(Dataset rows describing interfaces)
--- START ---

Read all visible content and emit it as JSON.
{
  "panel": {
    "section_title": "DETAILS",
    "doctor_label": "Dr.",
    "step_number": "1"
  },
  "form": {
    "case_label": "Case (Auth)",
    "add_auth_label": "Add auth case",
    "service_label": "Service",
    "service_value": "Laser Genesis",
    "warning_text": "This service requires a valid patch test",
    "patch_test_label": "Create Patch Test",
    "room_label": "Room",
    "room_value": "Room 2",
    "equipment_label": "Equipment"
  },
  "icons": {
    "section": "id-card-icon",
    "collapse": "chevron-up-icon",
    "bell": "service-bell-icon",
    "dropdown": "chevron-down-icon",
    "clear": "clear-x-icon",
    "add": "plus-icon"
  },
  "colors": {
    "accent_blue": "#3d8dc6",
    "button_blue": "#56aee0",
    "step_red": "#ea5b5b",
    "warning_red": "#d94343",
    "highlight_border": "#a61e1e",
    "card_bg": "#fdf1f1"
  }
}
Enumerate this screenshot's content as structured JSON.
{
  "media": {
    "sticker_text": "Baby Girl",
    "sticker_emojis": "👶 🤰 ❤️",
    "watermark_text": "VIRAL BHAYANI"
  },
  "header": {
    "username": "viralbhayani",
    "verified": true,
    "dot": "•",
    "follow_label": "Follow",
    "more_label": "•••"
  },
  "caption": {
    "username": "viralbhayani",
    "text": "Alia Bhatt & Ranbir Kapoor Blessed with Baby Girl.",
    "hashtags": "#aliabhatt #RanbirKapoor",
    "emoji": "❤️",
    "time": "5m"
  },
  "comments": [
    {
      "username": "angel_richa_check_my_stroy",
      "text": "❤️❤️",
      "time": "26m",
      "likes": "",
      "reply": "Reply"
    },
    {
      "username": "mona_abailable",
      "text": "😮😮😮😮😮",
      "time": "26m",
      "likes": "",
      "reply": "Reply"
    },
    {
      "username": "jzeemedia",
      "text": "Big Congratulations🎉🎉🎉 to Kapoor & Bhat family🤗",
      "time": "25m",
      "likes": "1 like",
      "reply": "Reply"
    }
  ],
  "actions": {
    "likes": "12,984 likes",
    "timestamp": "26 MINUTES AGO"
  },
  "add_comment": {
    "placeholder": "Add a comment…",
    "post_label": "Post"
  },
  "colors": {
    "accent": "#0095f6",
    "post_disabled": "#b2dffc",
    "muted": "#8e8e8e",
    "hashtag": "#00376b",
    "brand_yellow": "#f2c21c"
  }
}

--- END ---

Reproduce the entries so that each line reads exactly as it did before.

Read all visible content and emit it as JSON.
{
  "panel": {
    "section_title": "DETAILS",
    "doctor_label": "Dr.",
    "step_number": "1"
  },
  "form": {
    "case_label": "Case (Auth)",
    "add_auth_label": "Add auth case",
    "service_label": "Service",
    "service_value": "Laser Genesis",
    "warning_text": "This service requires a valid patch test",
    "patch_test_label": "Create Patch Test",
    "room_label": "Room",
    "room_value": "Room 2",
    "equipment_label": "Equipment"
  },
  "icons": {
    "section": "id-card-icon",
    "collapse": "chevron-up-icon",
    "bell": "service-bell-icon",
    "dropdown": "chevron-down-icon",
    "clear": "clear-x-icon",
    "add": "plus-icon"
  },
  "colors": {
    "accent_blue": "#3d8dc6",
    "button_blue": "#56aee0",
    "step_red": "#ea5b5b",
    "warning_red": "#d94343",
    "highlight_border": "#a61e1e",
    "card_bg": "#fdf1f1"
  }
}
Enumerate this screenshot's content as structured JSON.
{
  "media": {
    "sticker_text": "Baby Girl",
    "sticker_emojis": "👶 🤰 ❤️",
    "watermark_text": "VIRAL BHAYANI"
  },
  "header": {
    "username": "viralbhayani",
    "verified": true,
    "dot": "•",
    "follow_label": "Follow",
    "more_label": "•••"
  },
  "caption": {
    "username": "viralbhayani",
    "text": "Alia Bhatt & Ranbir Kapoor Blessed with Baby Girl.",
    "hashtags": "#aliabhatt #RanbirKapoor",
    "emoji": "❤️",
    "time": "5m"
  },
  "comments": [
    {
      "username": "angel_richa_check_my_stroy",
      "text": "❤️❤️",
      "time": "26m",
      "likes": "",
      "reply": "Reply"
    },
    {
      "username": "mona_abailable",
      "text": "😮😮😮😮😮",
      "time": "26m",
      "likes": "",
      "reply": "Reply"
    },
    {
      "username": "jzeemedia",
      "text": "Big Congratulations🎉🎉🎉 to Kapoor & Bhat family🤗",
      "time": "25m",
      "likes": "1 like",
      "reply": "Reply"
    }
  ],
  "actions": {
    "likes": "12,984 likes",
    "timestamp": "26 MINUTES AGO"
  },
  "add_comment": {
    "placeholder": "Add a comment…",
    "post_label": "Post"
  },
  "colors": {
    "accent": "#0095f6",
    "post_disabled": "#b2dffc",
    "muted": "#8e8e8e",
    "hashtag": "#00376b",
    "brand_yellow": "#f2c21c"
  }
}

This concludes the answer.